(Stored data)
* * * * *
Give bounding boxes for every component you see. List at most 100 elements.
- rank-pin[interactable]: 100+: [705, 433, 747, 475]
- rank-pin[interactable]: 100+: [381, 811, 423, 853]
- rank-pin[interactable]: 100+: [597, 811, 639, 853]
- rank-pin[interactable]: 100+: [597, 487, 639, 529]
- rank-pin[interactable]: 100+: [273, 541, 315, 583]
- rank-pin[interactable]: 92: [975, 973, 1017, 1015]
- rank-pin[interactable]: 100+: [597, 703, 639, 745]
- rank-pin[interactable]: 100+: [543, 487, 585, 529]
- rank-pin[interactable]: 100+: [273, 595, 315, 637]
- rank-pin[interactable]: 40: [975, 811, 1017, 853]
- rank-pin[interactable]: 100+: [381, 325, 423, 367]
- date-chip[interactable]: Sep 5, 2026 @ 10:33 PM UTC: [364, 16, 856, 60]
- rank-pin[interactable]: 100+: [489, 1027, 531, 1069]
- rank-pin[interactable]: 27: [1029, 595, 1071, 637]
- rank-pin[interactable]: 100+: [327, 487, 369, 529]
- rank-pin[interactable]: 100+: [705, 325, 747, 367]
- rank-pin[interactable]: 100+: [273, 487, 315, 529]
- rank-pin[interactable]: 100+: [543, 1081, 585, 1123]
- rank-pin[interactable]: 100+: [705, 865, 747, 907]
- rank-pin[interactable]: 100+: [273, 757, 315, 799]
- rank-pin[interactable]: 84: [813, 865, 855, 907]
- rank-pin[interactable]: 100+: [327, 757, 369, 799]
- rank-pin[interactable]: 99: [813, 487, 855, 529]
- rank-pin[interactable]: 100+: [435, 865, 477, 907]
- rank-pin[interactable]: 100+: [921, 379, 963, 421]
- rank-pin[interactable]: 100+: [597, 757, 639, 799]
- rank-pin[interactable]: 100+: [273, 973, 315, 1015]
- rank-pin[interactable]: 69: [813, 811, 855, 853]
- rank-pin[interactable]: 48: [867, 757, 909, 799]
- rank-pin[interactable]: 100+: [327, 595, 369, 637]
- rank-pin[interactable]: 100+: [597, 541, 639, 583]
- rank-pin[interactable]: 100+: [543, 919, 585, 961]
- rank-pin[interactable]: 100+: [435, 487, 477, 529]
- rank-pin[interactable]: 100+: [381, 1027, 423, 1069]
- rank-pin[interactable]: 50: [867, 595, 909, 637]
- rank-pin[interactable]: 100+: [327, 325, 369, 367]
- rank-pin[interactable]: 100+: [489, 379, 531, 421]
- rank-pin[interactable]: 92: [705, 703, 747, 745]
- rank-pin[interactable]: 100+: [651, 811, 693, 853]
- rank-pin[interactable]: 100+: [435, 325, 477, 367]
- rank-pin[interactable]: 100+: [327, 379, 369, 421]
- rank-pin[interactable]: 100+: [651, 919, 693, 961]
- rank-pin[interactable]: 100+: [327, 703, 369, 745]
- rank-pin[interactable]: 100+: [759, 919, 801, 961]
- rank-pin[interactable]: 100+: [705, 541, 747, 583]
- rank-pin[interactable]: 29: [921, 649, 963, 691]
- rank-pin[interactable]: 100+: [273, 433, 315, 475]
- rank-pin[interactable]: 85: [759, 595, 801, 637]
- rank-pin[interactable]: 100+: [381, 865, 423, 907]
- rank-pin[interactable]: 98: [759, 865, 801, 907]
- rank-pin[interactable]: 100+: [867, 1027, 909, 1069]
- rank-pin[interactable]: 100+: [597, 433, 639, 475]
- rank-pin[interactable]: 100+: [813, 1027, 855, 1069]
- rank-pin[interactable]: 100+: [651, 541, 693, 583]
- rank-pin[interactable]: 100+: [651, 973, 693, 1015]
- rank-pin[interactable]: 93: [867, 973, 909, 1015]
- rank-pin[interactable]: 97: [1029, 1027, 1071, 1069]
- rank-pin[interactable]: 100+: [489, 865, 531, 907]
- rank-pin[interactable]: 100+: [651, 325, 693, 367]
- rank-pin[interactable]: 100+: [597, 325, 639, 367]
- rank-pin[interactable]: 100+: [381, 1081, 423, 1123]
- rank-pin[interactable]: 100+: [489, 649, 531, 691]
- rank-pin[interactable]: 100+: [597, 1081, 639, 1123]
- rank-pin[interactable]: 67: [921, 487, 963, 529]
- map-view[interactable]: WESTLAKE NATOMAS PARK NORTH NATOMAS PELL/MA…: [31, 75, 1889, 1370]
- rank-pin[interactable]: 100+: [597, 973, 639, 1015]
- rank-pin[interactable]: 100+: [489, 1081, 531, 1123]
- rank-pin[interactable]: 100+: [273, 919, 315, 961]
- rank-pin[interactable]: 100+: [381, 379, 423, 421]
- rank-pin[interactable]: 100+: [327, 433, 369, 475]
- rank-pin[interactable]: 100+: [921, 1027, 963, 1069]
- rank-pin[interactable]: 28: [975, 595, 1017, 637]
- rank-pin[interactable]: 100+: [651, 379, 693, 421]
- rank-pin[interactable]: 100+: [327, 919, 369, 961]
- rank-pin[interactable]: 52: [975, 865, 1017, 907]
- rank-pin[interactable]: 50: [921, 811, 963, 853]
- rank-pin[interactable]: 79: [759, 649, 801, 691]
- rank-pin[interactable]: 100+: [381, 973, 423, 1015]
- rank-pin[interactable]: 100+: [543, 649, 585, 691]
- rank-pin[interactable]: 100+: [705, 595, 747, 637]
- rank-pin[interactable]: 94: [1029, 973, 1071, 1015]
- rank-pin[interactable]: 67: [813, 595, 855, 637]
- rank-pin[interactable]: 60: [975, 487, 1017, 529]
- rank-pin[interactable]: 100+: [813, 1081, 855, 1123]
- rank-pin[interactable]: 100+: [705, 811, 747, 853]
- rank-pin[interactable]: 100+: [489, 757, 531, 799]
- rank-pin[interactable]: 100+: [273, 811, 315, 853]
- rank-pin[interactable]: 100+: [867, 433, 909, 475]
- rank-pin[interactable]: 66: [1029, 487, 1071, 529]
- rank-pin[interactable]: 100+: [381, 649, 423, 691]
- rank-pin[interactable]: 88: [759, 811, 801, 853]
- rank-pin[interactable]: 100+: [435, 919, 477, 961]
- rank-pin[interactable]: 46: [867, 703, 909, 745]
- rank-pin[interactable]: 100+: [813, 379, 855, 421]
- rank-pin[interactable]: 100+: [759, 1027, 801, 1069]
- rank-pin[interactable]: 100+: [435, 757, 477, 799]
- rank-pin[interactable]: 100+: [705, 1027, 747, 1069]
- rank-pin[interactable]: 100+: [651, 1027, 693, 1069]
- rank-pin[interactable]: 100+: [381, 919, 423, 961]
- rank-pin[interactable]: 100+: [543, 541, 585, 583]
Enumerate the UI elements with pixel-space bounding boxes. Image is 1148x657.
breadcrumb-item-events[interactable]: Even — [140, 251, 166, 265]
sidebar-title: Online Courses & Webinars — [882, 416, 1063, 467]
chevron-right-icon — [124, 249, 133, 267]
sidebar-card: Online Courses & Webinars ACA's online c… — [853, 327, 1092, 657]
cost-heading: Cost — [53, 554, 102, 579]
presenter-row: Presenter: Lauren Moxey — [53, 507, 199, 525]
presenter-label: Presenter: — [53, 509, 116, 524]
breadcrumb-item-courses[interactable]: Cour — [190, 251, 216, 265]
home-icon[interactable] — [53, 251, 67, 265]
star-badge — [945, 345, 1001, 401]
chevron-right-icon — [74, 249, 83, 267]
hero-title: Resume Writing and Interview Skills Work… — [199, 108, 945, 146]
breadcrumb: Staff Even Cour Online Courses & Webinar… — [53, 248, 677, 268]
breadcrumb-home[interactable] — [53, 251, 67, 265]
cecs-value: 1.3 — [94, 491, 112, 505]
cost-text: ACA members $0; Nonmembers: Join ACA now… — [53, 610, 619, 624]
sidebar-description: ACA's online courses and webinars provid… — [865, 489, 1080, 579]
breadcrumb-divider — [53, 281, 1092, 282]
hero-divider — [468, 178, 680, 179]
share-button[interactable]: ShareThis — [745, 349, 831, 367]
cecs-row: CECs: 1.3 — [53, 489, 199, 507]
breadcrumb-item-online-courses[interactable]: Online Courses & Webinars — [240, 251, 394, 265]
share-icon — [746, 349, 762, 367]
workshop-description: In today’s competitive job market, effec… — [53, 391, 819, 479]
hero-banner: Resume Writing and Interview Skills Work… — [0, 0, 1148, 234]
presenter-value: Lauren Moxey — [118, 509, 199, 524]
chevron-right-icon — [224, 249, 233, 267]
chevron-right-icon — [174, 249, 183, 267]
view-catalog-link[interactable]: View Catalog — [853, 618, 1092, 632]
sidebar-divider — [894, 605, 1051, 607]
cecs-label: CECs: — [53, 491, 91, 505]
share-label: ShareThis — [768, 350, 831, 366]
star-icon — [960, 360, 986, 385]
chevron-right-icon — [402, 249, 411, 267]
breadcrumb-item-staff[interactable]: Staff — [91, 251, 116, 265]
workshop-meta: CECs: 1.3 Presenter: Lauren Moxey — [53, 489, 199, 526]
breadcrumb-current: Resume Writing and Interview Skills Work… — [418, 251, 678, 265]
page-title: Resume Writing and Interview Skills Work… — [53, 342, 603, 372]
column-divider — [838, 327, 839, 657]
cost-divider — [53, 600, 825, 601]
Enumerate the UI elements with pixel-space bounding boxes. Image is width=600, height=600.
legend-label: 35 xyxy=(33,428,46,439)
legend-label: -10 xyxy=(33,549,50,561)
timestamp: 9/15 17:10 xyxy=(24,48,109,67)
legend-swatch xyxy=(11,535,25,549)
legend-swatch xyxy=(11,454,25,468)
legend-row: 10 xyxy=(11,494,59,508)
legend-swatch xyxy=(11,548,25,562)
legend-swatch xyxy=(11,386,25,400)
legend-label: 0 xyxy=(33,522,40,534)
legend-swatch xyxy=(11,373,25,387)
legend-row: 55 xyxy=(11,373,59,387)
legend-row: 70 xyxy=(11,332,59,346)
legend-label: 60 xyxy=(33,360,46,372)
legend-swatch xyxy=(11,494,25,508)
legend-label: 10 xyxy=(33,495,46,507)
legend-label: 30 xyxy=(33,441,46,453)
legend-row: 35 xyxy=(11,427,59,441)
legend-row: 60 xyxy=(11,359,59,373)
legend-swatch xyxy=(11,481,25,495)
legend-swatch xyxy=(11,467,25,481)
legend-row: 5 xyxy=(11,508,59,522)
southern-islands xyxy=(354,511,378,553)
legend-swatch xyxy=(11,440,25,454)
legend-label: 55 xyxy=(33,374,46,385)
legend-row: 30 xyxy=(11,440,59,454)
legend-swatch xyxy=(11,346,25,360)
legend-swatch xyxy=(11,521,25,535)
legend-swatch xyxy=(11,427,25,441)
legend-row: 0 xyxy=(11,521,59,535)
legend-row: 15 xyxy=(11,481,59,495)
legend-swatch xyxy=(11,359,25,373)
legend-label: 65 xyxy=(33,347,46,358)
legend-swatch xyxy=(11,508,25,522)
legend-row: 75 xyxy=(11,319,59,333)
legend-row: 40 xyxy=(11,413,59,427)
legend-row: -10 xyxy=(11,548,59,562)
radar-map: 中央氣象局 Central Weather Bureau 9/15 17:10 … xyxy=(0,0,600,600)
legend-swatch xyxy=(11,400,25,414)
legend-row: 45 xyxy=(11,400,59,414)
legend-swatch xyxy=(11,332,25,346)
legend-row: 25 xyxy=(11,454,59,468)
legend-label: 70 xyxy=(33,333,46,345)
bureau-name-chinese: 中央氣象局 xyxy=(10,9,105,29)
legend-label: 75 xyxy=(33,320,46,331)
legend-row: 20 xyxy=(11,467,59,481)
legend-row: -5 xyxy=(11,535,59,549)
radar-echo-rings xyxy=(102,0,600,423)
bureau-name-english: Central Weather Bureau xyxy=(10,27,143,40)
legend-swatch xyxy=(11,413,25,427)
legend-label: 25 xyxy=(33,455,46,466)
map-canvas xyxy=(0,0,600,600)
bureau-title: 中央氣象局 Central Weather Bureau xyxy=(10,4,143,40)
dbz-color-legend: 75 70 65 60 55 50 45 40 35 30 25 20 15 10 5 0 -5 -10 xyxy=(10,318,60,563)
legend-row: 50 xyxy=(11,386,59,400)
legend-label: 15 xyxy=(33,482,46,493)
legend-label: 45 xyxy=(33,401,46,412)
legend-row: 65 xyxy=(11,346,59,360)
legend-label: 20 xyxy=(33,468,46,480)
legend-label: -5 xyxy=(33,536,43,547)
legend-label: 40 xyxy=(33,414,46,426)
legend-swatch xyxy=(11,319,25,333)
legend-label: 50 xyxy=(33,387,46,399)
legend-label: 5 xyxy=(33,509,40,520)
* * * * *
STATED GOAL: Copy the lines of the data word for word, from the first line through the line that contains "- rank-pin[interactable]: 84: [813, 865, 855, 907]".

SOLUTION FOR THIS PROBLEM:
Give bounding boxes for every component you see. List at most 100 elements.
- rank-pin[interactable]: 100+: [705, 433, 747, 475]
- rank-pin[interactable]: 100+: [381, 811, 423, 853]
- rank-pin[interactable]: 100+: [597, 811, 639, 853]
- rank-pin[interactable]: 100+: [597, 487, 639, 529]
- rank-pin[interactable]: 100+: [273, 541, 315, 583]
- rank-pin[interactable]: 92: [975, 973, 1017, 1015]
- rank-pin[interactable]: 100+: [597, 703, 639, 745]
- rank-pin[interactable]: 100+: [543, 487, 585, 529]
- rank-pin[interactable]: 100+: [273, 595, 315, 637]
- rank-pin[interactable]: 40: [975, 811, 1017, 853]
- rank-pin[interactable]: 100+: [381, 325, 423, 367]
- date-chip[interactable]: Sep 5, 2026 @ 10:33 PM UTC: [364, 16, 856, 60]
- rank-pin[interactable]: 100+: [489, 1027, 531, 1069]
- rank-pin[interactable]: 27: [1029, 595, 1071, 637]
- rank-pin[interactable]: 100+: [327, 487, 369, 529]
- rank-pin[interactable]: 100+: [705, 325, 747, 367]
- rank-pin[interactable]: 100+: [273, 487, 315, 529]
- rank-pin[interactable]: 100+: [543, 1081, 585, 1123]
- rank-pin[interactable]: 100+: [705, 865, 747, 907]
- rank-pin[interactable]: 100+: [273, 757, 315, 799]
- rank-pin[interactable]: 84: [813, 865, 855, 907]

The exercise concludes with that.